Selected excerpt -
How to convert image data to structured data

alsaqer002alsaqer002 Member Posts: 5 Contributor II
edited November 2018 in Help
Hello all,

I am working on a project on image and text mining and I want to know how to convert the image data to structured data.
I already download the image process extension and I found some useful information in this website


The power of machine learning for image mining and analytics

http://www.simafore.com/blog/the-power-of-machine-learning-for-image-mining-and-analytics?success=true


and


New case study: Image mining and unstructured data science

http://www.simafore.com/blog/new-case-study-image-mining-and-unstructured-data-science?success=true


Please can anyone help me to figure out what is inside the loop file operator. I need to know how did they convert the image data to structured data. I have spent more than 4  months working on my final project but I couldn't finish it because I'm stuck on that point.

Thanks for any help,

Answers

  • sgenzersgenzer Administrator, Moderator, Employee, RapidMiner Certified Analyst, Community Manager, Member, University Professor, PM Moderator Posts: 2,959 Community Manager
    hi...I have not used that image processing extension in a while and I don't think it's compatible with RM 7+ (it no longer appears in the marketplace).  However I would strongly recommend trying IBM Watson Bluemix APIs from within RapidMiner using the "Enrich Data by Webservice" operator to do your GET/POST requests.  There is a "Visual Recognition" API in Watson that is probably very good.  I will warn you that the Watson documentation, however, is not!  I have "Tone Analyzer" and "Language Translation" working in my RM and it is really quite amazing.

Set exercise a -
Echo the part of the records that opens at their first line and closes with the line containing "seal-icon: 印 <box>515 285 532 302</box>", including both of those lines.
The records that follow are unrelated to the forum thread.

Dataset rows

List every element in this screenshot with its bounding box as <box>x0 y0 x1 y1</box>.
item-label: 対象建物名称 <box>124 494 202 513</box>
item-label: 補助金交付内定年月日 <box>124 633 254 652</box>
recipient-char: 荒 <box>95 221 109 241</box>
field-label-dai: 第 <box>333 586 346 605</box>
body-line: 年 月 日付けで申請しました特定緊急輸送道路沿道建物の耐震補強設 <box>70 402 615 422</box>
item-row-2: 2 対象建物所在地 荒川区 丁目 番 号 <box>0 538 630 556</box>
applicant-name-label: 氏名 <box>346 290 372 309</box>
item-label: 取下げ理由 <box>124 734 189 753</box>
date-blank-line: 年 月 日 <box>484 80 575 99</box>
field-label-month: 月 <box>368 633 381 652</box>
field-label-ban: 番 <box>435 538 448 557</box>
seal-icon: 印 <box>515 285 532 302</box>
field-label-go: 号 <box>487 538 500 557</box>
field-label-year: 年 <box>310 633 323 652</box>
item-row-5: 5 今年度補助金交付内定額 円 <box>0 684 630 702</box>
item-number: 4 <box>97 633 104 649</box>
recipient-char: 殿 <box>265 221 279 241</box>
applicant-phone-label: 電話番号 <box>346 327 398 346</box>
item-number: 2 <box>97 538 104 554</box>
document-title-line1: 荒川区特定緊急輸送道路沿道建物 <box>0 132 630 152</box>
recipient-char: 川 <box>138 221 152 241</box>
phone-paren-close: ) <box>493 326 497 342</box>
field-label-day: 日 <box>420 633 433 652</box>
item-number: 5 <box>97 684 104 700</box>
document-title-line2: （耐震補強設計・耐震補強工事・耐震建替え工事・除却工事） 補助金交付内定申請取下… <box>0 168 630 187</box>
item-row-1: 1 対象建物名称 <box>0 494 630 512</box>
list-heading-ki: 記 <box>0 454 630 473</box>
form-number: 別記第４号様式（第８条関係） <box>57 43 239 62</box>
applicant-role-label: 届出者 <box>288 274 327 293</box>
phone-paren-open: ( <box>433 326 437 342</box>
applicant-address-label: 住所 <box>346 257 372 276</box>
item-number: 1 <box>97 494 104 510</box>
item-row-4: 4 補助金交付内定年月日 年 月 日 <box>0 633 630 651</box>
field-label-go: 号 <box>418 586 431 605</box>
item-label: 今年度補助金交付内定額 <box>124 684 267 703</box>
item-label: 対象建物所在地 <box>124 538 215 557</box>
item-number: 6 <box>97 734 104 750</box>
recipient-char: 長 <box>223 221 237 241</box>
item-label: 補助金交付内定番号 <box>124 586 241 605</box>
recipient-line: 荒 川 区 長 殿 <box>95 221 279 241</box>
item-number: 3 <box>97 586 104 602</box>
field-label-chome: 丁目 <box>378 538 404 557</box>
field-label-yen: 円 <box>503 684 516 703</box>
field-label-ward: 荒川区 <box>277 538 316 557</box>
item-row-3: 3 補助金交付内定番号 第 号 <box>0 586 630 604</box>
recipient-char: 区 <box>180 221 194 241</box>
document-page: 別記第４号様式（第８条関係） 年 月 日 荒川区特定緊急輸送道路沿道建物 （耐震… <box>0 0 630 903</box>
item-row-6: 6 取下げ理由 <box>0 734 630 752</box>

Set exercise b -
Duplicate the part of the forum thread that opens with the words containing "The power of" and closes with "on that point.".

Expected answer a -
List every element in this screenshot with its bounding box as <box>x0 y0 x1 y1</box>.
item-label: 対象建物名称 <box>124 494 202 513</box>
item-label: 補助金交付内定年月日 <box>124 633 254 652</box>
recipient-char: 荒 <box>95 221 109 241</box>
field-label-dai: 第 <box>333 586 346 605</box>
body-line: 年 月 日付けで申請しました特定緊急輸送道路沿道建物の耐震補強設 <box>70 402 615 422</box>
item-row-2: 2 対象建物所在地 荒川区 丁目 番 号 <box>0 538 630 556</box>
applicant-name-label: 氏名 <box>346 290 372 309</box>
item-label: 取下げ理由 <box>124 734 189 753</box>
date-blank-line: 年 月 日 <box>484 80 575 99</box>
field-label-month: 月 <box>368 633 381 652</box>
field-label-ban: 番 <box>435 538 448 557</box>
seal-icon: 印 <box>515 285 532 302</box>

Expected answer b -
The power of machine learning for image mining and analytics

http://www.simafore.com/blog/the-power-of-machine-learning-for-image-mining-and-analytics?success=true


and


New case study: Image mining and unstructured data science

http://www.simafore.com/blog/new-case-study-image-mining-and-unstructured-data-science?success=true


Please can anyone help me to figure out what is inside the loop file operator. I need to know how did they convert the image data to structured data. I have spent more than 4  months working on my final project but I couldn't finish it because I'm stuck on that point.